▶ _DATA PROVIDED_:
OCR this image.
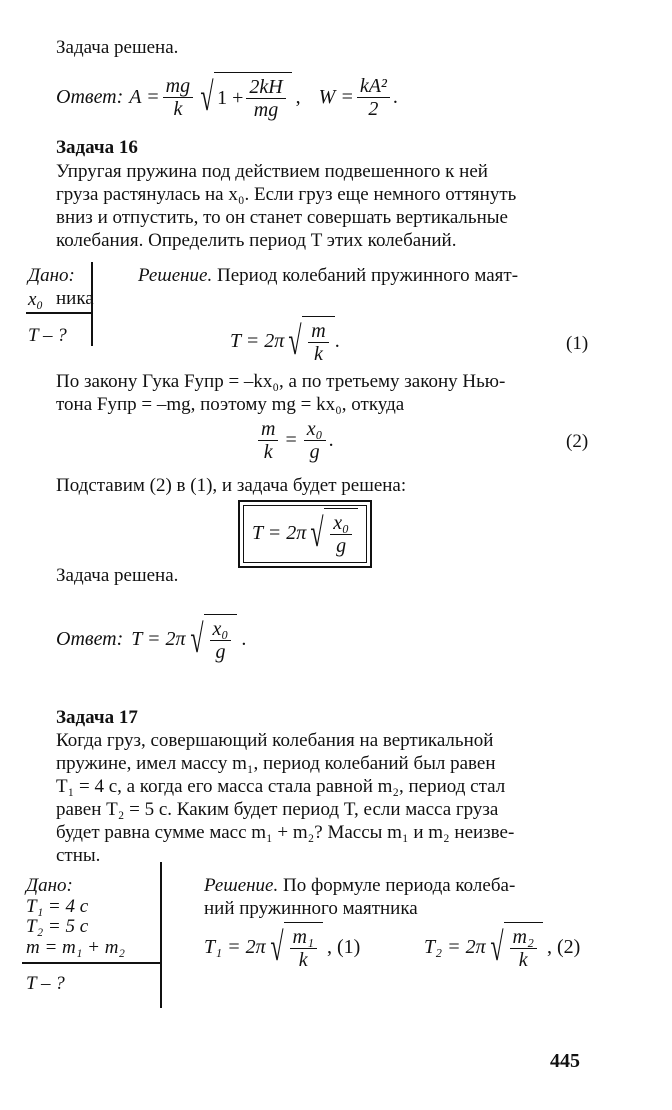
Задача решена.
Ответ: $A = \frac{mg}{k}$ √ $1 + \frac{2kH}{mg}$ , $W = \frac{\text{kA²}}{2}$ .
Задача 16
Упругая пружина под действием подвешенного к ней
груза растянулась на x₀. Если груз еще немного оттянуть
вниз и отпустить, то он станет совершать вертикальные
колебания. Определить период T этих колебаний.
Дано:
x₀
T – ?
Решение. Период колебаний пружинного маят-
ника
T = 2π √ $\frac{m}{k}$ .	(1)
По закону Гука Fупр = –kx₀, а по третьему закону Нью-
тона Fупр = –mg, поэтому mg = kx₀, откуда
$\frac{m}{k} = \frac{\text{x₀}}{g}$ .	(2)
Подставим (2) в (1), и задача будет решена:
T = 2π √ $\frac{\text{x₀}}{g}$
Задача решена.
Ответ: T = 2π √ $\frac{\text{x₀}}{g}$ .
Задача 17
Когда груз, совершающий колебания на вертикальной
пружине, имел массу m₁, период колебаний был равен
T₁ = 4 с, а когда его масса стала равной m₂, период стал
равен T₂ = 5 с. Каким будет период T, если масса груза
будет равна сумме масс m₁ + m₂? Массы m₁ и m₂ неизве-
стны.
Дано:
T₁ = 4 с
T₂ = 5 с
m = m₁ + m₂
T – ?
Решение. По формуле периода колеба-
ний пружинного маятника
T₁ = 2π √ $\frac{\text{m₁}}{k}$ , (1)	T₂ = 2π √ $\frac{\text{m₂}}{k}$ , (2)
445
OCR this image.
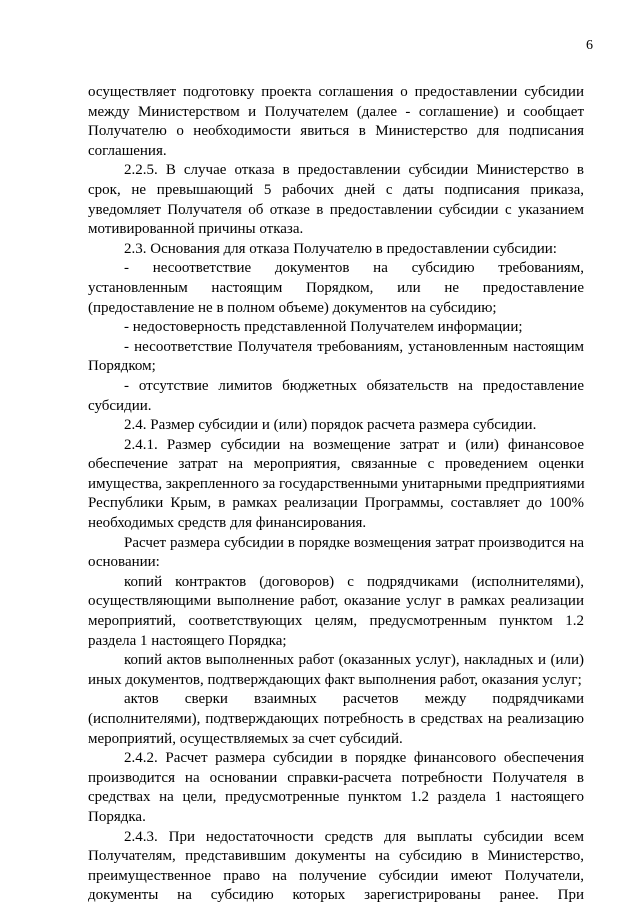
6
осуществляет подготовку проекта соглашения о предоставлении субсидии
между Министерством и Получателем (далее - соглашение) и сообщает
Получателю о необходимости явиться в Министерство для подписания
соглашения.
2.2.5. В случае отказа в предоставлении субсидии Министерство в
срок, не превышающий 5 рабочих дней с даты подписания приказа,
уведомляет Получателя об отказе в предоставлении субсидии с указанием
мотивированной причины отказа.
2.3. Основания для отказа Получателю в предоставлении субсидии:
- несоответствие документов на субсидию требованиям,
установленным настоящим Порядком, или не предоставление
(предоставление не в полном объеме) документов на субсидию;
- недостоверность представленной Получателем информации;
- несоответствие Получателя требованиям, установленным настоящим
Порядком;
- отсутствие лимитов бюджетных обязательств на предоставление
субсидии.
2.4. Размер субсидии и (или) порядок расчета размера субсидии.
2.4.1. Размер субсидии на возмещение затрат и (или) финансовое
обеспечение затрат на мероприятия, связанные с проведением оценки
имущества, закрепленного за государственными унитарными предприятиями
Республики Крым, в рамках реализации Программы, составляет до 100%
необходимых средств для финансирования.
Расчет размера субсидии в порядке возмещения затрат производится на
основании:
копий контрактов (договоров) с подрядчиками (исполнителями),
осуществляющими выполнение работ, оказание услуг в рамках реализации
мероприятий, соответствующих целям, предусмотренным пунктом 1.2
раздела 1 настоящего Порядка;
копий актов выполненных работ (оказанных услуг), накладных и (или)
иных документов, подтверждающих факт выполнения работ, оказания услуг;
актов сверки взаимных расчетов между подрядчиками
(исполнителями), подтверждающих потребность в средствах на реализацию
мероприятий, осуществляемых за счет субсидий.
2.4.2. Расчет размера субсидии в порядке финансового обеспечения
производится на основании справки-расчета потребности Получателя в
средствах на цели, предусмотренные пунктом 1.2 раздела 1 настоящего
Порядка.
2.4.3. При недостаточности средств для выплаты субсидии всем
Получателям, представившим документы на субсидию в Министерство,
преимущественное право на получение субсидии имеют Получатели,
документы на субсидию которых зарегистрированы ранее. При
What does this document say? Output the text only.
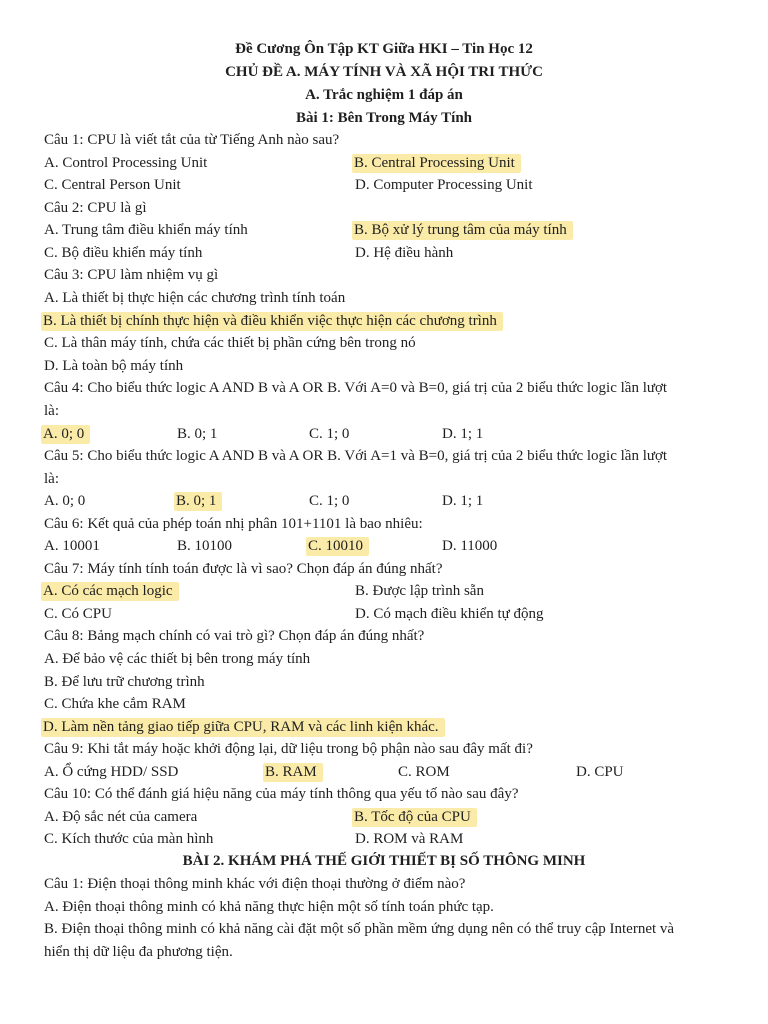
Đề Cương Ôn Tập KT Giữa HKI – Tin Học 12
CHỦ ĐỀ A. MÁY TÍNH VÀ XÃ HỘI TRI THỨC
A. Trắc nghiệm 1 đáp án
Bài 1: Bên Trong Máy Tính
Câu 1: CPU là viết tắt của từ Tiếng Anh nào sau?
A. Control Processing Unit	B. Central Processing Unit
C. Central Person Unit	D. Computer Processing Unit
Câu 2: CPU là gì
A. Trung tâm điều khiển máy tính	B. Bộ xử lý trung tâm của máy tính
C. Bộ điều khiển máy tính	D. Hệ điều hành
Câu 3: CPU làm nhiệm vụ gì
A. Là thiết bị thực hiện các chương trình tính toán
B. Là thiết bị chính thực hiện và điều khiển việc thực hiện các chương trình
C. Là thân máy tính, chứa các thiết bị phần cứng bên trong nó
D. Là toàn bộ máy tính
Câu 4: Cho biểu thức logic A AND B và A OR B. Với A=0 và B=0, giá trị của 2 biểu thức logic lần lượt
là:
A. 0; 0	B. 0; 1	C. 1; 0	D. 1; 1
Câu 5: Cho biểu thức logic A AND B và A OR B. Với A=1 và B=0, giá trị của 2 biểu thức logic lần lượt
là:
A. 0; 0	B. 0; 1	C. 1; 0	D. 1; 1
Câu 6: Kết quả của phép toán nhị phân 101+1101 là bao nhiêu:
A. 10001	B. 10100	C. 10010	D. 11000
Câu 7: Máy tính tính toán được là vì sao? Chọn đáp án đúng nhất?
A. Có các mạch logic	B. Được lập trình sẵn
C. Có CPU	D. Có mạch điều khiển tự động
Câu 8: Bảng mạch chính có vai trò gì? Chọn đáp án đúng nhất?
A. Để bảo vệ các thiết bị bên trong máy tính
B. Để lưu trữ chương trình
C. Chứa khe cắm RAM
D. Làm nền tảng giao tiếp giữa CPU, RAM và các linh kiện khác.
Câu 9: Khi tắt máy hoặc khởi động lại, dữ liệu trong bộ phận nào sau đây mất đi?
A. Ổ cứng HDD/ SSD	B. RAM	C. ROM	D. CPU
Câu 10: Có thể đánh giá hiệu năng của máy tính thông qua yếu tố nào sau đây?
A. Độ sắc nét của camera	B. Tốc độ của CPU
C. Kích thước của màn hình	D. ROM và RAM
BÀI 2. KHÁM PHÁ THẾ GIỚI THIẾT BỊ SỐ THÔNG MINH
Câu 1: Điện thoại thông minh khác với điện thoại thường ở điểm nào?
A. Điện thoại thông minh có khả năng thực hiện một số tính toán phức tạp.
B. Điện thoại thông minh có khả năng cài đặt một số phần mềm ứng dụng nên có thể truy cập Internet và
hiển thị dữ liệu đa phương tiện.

==

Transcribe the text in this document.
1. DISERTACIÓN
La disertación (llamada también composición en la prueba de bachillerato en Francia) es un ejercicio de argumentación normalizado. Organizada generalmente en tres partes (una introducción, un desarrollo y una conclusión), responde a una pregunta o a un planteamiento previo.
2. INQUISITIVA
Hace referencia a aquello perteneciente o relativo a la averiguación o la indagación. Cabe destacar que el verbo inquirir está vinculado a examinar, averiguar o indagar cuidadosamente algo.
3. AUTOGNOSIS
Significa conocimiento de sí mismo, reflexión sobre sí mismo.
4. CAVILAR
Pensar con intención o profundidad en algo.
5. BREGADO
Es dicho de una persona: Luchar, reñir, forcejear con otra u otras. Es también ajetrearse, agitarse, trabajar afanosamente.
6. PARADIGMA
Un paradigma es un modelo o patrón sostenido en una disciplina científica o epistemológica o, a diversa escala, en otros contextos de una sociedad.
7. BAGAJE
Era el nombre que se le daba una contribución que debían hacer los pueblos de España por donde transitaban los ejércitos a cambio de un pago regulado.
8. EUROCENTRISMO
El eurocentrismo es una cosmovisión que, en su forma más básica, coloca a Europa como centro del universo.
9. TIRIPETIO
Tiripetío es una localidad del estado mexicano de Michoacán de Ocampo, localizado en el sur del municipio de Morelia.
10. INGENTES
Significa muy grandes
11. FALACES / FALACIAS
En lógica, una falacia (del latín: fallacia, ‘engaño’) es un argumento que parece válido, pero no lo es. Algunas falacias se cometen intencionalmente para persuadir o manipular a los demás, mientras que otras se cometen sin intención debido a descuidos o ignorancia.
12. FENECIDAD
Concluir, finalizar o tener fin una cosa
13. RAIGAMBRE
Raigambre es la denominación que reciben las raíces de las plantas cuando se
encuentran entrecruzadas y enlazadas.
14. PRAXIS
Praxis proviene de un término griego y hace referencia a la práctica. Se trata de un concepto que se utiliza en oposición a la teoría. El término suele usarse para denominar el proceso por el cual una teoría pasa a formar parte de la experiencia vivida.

==

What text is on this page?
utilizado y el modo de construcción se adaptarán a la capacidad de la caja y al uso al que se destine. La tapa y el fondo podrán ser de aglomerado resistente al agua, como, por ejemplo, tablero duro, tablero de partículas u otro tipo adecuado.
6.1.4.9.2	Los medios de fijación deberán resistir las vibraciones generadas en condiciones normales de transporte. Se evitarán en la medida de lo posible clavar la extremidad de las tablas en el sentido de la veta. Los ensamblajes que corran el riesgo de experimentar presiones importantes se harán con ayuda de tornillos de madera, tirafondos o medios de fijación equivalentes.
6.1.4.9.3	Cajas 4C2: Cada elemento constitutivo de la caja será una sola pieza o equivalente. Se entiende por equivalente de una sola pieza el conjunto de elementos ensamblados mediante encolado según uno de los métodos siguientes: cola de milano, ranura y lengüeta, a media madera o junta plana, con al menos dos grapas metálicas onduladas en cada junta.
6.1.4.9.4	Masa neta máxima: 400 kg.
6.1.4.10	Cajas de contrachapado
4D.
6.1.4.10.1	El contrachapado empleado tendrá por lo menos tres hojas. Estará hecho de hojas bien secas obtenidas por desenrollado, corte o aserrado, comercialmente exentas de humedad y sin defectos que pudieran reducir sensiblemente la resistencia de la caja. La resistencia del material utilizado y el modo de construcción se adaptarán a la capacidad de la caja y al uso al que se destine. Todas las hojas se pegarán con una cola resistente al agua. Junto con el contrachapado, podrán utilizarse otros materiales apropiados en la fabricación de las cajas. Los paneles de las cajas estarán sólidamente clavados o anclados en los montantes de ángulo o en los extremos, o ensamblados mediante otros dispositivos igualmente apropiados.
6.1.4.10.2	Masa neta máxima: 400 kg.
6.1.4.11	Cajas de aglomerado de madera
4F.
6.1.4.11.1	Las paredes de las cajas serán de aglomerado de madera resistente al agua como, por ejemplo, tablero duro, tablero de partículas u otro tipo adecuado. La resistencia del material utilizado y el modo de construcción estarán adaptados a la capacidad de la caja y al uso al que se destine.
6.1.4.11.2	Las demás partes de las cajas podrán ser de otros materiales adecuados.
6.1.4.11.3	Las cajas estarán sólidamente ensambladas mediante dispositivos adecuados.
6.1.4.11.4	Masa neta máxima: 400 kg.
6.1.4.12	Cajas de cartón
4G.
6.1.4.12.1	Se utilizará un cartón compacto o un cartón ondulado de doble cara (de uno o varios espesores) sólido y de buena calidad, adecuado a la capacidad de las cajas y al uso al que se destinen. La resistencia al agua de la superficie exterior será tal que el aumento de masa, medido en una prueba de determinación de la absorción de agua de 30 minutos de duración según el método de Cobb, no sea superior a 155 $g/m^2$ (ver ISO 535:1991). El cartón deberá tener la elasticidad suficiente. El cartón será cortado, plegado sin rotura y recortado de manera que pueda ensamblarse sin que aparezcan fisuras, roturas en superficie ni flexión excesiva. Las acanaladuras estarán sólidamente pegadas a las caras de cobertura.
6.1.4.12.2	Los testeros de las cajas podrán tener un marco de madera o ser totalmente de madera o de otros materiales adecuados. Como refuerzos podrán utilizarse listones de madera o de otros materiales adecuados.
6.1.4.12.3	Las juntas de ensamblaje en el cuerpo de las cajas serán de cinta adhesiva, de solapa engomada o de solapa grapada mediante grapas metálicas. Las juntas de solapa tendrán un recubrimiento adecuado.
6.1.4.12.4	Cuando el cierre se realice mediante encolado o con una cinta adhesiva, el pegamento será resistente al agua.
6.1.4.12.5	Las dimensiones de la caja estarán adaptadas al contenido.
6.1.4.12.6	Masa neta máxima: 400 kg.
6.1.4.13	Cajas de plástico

▶ _SET EXERCISE_:
Filter the entries down to the lines containing "пунктом". Copy each of those lines.

▶ _ANSWER FOR THE TASK_:
мероприятий, соответствующих целям, предусмотренным пунктом 1.2
средствах на цели, предусмотренные пунктом 1.2 раздела 1 настоящего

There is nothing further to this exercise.